EXERCISE BRIEF. Copy the data below exactly.

Stored records:
────

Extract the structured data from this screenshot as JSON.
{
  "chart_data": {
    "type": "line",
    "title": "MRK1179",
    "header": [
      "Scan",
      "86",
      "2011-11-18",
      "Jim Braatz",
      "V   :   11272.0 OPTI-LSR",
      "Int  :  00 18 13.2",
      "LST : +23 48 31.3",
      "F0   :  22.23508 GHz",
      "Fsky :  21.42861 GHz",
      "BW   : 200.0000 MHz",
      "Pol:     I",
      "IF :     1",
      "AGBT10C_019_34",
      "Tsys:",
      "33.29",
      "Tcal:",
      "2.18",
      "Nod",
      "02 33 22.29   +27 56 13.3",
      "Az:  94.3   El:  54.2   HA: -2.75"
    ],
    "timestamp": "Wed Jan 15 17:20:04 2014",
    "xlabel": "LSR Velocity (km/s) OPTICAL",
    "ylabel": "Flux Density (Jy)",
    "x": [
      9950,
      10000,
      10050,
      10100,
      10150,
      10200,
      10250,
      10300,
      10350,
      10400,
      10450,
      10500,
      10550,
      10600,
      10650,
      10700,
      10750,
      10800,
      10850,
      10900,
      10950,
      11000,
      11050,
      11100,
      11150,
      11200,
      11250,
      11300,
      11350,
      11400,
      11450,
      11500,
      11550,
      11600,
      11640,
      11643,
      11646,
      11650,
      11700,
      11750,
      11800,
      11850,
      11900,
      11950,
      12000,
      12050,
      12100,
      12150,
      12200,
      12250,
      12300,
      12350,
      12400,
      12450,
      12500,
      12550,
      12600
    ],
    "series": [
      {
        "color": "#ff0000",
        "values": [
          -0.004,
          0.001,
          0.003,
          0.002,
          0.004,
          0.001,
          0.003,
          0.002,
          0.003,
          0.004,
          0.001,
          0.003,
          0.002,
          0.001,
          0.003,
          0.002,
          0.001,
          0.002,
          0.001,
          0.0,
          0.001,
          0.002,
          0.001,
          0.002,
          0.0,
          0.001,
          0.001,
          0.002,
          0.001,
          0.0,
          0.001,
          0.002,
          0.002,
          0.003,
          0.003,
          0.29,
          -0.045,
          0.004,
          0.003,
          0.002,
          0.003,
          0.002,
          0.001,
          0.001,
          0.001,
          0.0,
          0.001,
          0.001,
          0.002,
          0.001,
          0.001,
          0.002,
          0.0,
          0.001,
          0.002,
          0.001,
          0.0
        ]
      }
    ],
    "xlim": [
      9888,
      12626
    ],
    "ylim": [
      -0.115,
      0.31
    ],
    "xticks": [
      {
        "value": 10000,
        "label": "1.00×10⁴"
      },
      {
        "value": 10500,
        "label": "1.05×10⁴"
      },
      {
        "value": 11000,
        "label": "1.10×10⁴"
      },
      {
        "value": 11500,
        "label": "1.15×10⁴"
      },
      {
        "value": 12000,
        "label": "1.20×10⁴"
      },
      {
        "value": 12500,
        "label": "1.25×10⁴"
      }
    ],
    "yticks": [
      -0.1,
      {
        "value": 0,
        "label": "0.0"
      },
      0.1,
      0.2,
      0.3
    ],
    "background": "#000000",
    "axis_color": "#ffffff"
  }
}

────

COMPLETED EXERCISE.
Extract the structured data from this screenshot as JSON.
{
  "chart_data": {
    "type": "line",
    "title": "MRK1179",
    "header": [
      "Scan",
      "86",
      "2011-11-18",
      "Jim Braatz",
      "V   :   11272.0 OPTI-LSR",
      "Int  :  00 18 13.2",
      "LST : +23 48 31.3",
      "F0   :  22.23508 GHz",
      "Fsky :  21.42861 GHz",
      "BW   : 200.0000 MHz",
      "Pol:     I",
      "IF :     1",
      "AGBT10C_019_34",
      "Tsys:",
      "33.29",
      "Tcal:",
      "2.18",
      "Nod",
      "02 33 22.29   +27 56 13.3",
      "Az:  94.3   El:  54.2   HA: -2.75"
    ],
    "timestamp": "Wed Jan 15 17:20:04 2014",
    "xlabel": "LSR Velocity (km/s) OPTICAL",
    "ylabel": "Flux Density (Jy)",
    "x": [
      9950,
      10000,
      10050,
      10100,
      10150,
      10200,
      10250,
      10300,
      10350,
      10400,
      10450,
      10500,
      10550,
      10600,
      10650,
      10700,
      10750,
      10800,
      10850,
      10900,
      10950,
      11000,
      11050,
      11100,
      11150,
      11200,
      11250,
      11300,
      11350,
      11400,
      11450,
      11500,
      11550,
      11600,
      11640,
      11643,
      11646,
      11650,
      11700,
      11750,
      11800,
      11850,
      11900,
      11950,
      12000,
      12050,
      12100,
      12150,
      12200,
      12250,
      12300,
      12350,
      12400,
      12450,
      12500,
      12550,
      12600
    ],
    "series": [
      {
        "color": "#ff0000",
        "values": [
          -0.004,
          0.001,
          0.003,
          0.002,
          0.004,
          0.001,
          0.003,
          0.002,
          0.003,
          0.004,
          0.001,
          0.003,
          0.002,
          0.001,
          0.003,
          0.002,
          0.001,
          0.002,
          0.001,
          0.0,
          0.001,
          0.002,
          0.001,
          0.002,
          0.0,
          0.001,
          0.001,
          0.002,
          0.001,
          0.0,
          0.001,
          0.002,
          0.002,
          0.003,
          0.003,
          0.29,
          -0.045,
          0.004,
          0.003,
          0.002,
          0.003,
          0.002,
          0.001,
          0.001,
          0.001,
          0.0,
          0.001,
          0.001,
          0.002,
          0.001,
          0.001,
          0.002,
          0.0,
          0.001,
          0.002,
          0.001,
          0.0
        ]
      }
    ],
    "xlim": [
      9888,
      12626
    ],
    "ylim": [
      -0.115,
      0.31
    ],
    "xticks": [
      {
        "value": 10000,
        "label": "1.00×10⁴"
      },
      {
        "value": 10500,
        "label": "1.05×10⁴"
      },
      {
        "value": 11000,
        "label": "1.10×10⁴"
      },
      {
        "value": 11500,
        "label": "1.15×10⁴"
      },
      {
        "value": 12000,
        "label": "1.20×10⁴"
      },
      {
        "value": 12500,
        "label": "1.25×10⁴"
      }
    ],
    "yticks": [
      -0.1,
      {
        "value": 0,
        "label": "0.0"
      },
      0.1,
      0.2,
      0.3
    ],
    "background": "#000000",
    "axis_color": "#ffffff"
  }
}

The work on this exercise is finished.